◆ **TASK DESCRIPTION**
Tally the lines of the entries below that contain the string "Under", treating case as significant. Give only the number.

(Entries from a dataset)

# # # # # # #

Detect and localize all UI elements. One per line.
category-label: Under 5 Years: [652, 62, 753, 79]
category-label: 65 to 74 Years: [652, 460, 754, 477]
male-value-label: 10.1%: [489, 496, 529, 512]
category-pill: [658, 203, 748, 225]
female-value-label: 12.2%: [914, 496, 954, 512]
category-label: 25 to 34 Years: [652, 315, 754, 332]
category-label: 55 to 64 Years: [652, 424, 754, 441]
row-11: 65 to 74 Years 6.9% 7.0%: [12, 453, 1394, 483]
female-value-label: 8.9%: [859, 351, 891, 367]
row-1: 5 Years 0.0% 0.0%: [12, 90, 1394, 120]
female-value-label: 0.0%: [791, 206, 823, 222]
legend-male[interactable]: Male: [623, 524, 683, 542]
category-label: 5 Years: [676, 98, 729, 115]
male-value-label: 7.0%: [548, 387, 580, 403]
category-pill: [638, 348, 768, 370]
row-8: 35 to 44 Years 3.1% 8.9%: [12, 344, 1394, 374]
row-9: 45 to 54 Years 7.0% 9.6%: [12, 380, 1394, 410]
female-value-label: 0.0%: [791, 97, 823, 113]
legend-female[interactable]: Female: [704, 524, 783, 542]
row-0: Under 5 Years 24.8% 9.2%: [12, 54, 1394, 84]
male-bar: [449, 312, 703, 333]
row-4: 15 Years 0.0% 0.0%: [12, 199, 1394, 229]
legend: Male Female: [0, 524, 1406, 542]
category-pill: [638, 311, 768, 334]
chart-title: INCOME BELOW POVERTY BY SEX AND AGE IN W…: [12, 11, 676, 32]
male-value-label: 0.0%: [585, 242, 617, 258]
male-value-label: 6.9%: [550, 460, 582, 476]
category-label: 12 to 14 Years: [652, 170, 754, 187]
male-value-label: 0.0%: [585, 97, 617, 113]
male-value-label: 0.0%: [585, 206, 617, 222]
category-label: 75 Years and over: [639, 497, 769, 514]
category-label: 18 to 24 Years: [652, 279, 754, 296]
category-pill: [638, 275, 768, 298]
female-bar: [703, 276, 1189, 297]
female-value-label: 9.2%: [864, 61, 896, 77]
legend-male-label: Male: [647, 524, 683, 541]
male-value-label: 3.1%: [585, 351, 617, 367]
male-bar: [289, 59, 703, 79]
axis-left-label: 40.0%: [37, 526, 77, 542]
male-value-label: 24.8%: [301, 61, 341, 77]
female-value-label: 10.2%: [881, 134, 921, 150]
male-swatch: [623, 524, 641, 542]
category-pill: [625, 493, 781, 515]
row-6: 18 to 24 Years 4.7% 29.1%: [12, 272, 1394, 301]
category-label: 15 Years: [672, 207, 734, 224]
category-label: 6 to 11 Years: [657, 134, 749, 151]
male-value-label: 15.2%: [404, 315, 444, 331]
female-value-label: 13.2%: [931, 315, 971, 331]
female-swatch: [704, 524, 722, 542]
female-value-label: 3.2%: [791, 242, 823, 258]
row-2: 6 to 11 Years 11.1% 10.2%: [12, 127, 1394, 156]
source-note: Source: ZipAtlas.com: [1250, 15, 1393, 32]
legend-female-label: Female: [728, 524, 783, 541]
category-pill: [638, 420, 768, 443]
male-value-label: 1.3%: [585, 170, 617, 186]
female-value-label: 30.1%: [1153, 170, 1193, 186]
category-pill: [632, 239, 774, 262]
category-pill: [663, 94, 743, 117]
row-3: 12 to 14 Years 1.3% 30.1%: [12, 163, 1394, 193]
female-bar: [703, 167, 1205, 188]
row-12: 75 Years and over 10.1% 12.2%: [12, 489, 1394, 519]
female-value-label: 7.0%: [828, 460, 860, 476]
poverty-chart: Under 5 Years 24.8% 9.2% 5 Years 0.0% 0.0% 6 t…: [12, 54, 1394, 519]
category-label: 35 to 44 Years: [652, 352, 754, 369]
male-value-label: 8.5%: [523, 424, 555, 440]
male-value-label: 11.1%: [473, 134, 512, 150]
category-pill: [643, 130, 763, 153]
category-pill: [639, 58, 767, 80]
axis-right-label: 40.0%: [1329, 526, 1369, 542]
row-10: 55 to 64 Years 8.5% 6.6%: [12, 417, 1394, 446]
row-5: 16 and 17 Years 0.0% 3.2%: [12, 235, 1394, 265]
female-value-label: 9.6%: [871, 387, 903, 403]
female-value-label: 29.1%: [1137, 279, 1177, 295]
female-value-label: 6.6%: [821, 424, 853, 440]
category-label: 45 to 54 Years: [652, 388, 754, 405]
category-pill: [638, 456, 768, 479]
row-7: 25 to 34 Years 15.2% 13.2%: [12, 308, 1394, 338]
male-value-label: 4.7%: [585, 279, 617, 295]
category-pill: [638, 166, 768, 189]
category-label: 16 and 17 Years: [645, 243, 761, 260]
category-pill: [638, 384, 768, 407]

# # # # # # #

◆ **FULL ANSWER**
3